Stored entries:
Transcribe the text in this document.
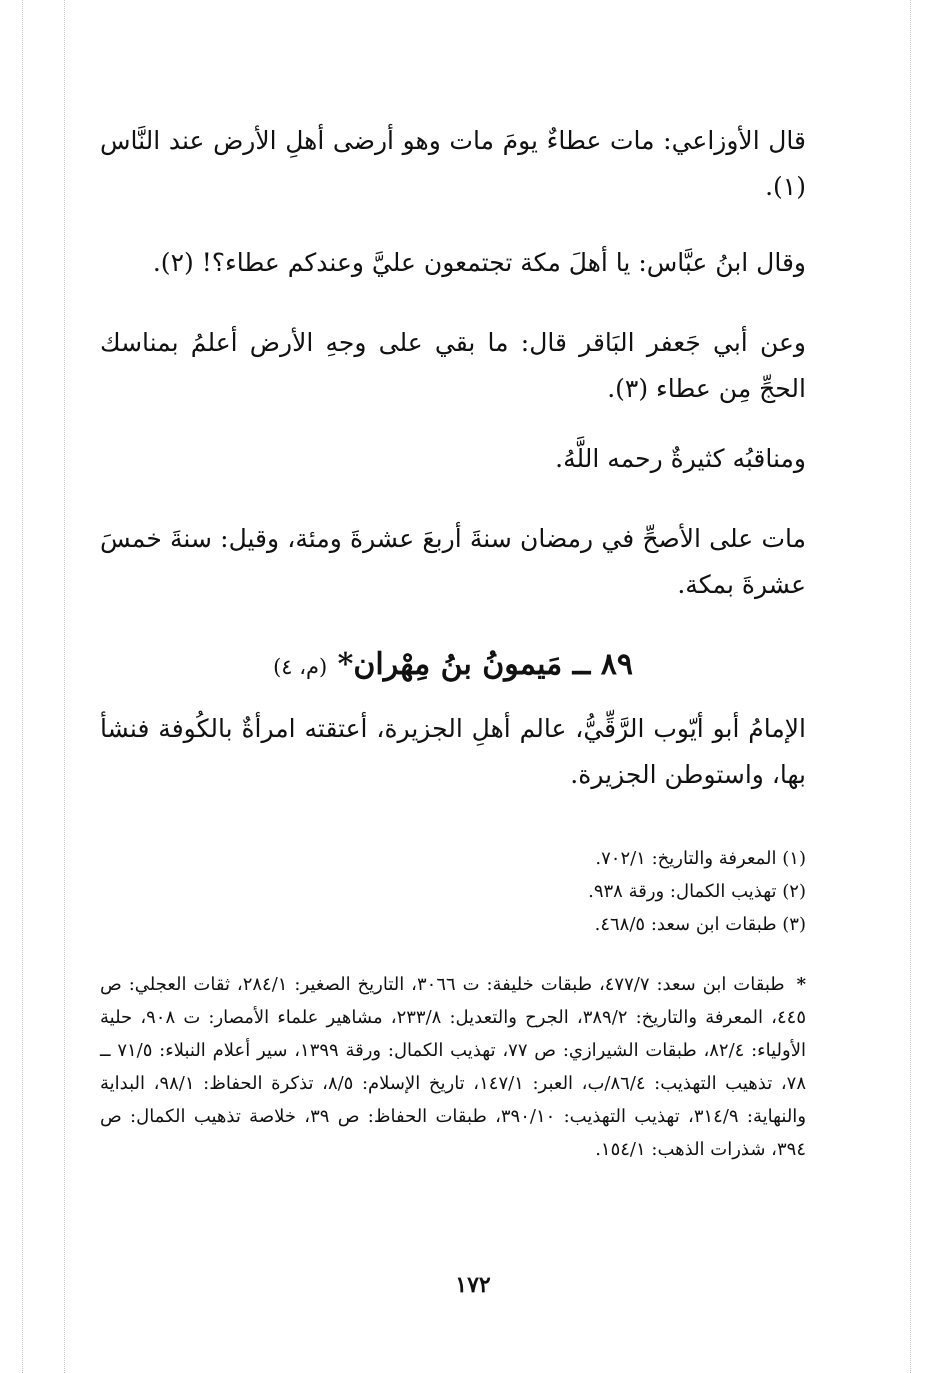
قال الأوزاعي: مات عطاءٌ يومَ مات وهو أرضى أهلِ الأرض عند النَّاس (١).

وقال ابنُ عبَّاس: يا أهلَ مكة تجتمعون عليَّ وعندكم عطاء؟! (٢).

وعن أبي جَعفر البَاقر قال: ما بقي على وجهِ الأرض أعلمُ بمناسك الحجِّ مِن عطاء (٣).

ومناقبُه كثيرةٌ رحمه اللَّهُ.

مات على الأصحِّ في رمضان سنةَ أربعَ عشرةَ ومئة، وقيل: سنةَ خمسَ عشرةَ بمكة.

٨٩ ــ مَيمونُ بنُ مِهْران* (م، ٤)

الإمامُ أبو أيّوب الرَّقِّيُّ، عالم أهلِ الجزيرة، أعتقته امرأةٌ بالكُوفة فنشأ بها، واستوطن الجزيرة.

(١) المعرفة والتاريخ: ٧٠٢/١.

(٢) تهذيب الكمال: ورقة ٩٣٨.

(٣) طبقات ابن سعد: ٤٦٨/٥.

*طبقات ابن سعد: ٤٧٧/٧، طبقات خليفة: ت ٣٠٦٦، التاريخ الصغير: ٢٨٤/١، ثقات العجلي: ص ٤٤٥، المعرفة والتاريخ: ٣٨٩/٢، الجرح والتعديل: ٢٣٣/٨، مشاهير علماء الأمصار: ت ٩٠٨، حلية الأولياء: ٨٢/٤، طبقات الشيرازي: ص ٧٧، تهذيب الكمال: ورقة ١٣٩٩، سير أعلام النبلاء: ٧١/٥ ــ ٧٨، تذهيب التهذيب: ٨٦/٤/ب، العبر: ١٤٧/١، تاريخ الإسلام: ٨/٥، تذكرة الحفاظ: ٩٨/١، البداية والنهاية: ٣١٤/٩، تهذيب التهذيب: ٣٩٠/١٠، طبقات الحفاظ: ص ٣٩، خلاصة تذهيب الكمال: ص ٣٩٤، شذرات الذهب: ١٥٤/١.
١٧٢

◆ **Goal of the exercise**
Return every line of the preceding records in which the word "عطاء" appears.

◆ **Completed task**
قال الأوزاعي: مات عطاءٌ يومَ مات وهو أرضى أهلِ الأرض عند النَّاس (١).
وقال ابنُ عبَّاس: يا أهلَ مكة تجتمعون عليَّ وعندكم عطاء؟! (٢).
وعن أبي جَعفر البَاقر قال: ما بقي على وجهِ الأرض أعلمُ بمناسك الحجِّ مِن عطاء (٣).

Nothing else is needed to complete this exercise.